___ TASK INPUTS

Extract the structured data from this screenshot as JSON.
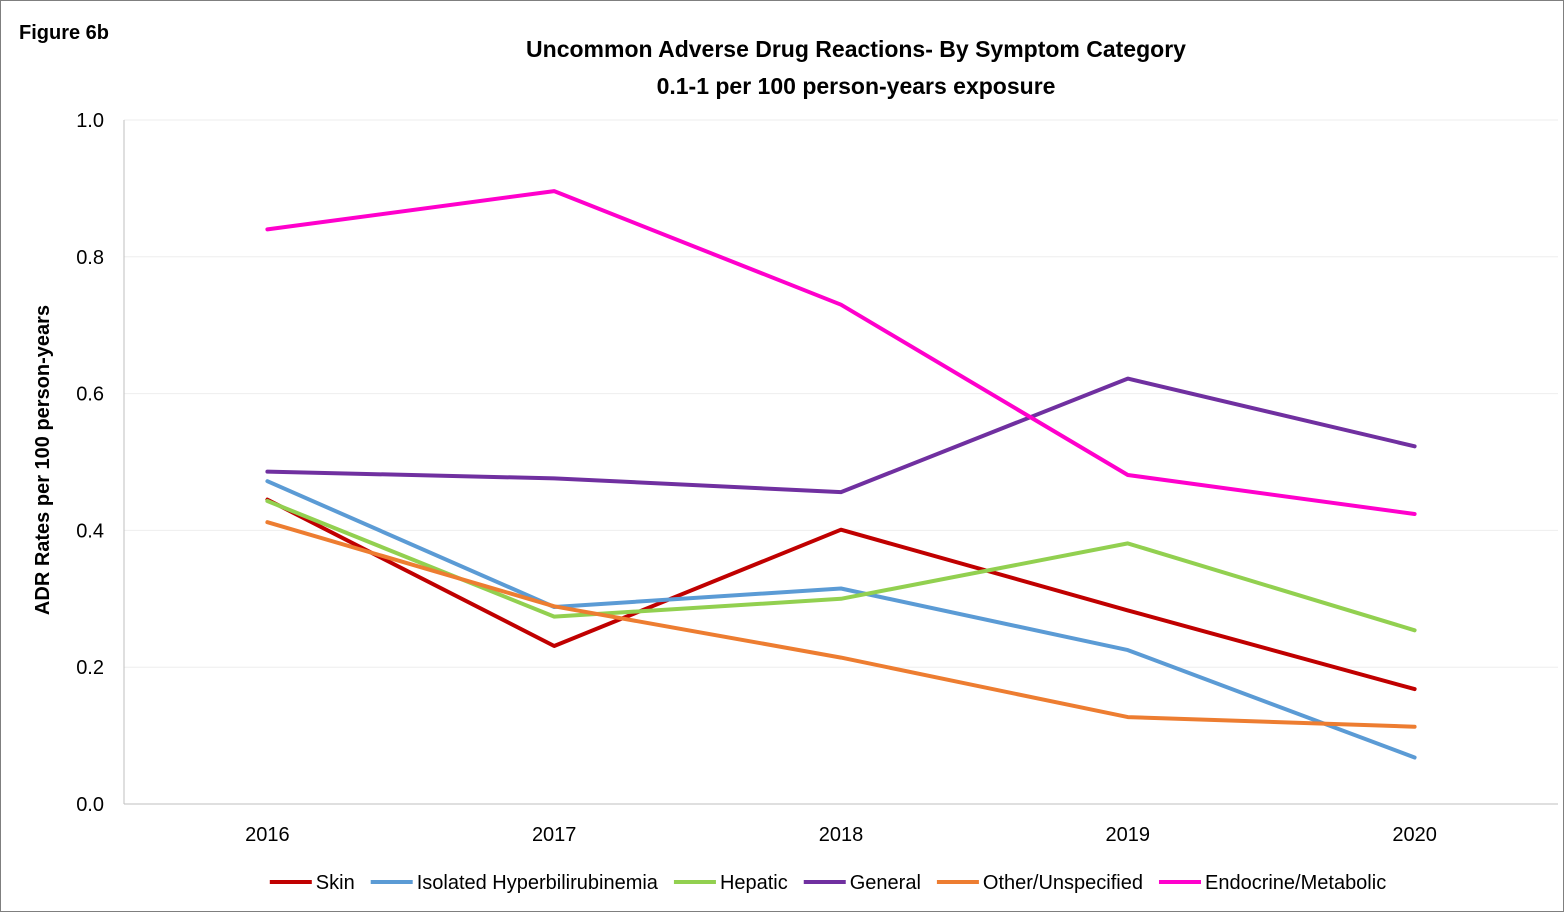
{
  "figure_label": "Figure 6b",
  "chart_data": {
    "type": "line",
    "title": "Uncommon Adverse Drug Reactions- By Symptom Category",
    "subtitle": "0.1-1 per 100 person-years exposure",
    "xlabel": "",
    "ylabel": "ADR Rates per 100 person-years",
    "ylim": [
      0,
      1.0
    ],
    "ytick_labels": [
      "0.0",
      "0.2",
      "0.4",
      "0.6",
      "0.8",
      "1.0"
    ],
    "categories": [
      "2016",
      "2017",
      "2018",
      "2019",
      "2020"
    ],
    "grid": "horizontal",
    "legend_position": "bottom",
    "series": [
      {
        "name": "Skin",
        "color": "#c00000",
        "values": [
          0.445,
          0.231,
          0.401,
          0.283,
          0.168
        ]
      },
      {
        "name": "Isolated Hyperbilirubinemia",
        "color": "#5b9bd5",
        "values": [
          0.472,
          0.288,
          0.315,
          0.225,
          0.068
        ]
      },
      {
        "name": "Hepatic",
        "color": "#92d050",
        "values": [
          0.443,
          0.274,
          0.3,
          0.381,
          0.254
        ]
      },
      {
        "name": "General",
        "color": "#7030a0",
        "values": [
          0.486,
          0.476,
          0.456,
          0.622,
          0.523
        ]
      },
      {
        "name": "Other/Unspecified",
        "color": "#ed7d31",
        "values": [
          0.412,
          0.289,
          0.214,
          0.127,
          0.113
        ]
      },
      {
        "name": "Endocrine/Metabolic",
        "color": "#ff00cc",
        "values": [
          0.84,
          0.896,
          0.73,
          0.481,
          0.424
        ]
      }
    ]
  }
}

______
___ TASK INPUTS

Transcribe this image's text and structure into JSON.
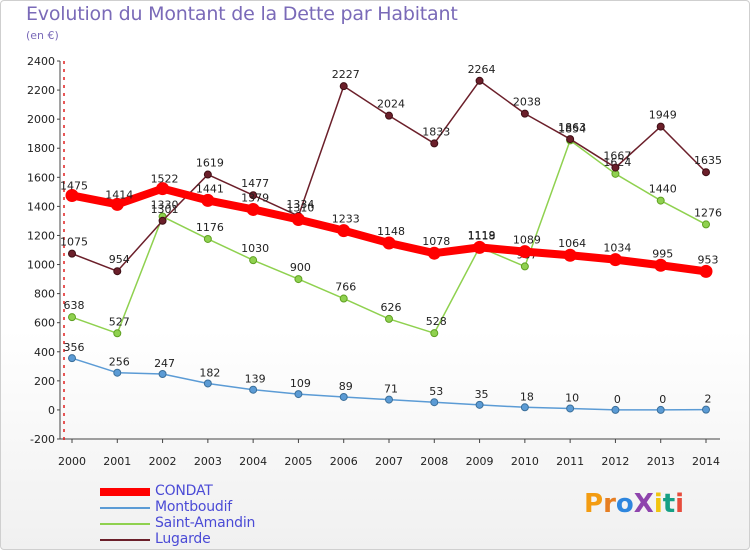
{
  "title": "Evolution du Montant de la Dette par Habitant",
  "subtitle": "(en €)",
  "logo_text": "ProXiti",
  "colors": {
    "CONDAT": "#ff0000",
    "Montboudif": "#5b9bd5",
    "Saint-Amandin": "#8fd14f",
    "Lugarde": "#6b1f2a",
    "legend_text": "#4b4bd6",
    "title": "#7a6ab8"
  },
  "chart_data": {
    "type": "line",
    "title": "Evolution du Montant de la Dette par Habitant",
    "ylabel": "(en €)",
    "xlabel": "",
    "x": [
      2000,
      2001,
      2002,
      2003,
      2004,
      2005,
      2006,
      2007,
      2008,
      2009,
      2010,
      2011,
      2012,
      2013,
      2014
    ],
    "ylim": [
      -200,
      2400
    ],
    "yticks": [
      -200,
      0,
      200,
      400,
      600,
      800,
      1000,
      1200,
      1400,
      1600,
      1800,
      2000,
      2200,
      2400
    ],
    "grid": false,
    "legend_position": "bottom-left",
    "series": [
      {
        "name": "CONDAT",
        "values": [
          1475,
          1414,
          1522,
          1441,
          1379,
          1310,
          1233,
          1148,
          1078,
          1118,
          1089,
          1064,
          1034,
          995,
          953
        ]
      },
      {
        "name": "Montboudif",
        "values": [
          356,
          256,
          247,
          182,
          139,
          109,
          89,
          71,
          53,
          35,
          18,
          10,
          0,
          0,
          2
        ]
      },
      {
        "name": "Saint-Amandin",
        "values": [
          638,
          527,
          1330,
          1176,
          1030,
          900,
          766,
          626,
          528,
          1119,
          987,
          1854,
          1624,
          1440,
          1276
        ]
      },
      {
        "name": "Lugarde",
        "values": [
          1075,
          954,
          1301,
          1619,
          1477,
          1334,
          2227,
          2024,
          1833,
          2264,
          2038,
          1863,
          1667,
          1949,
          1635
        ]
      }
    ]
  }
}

______

THE EXERCISE.
Work out how many lines of the data hold the string "Montboudif". Reply with that number alone.

THE SOLUTION.
2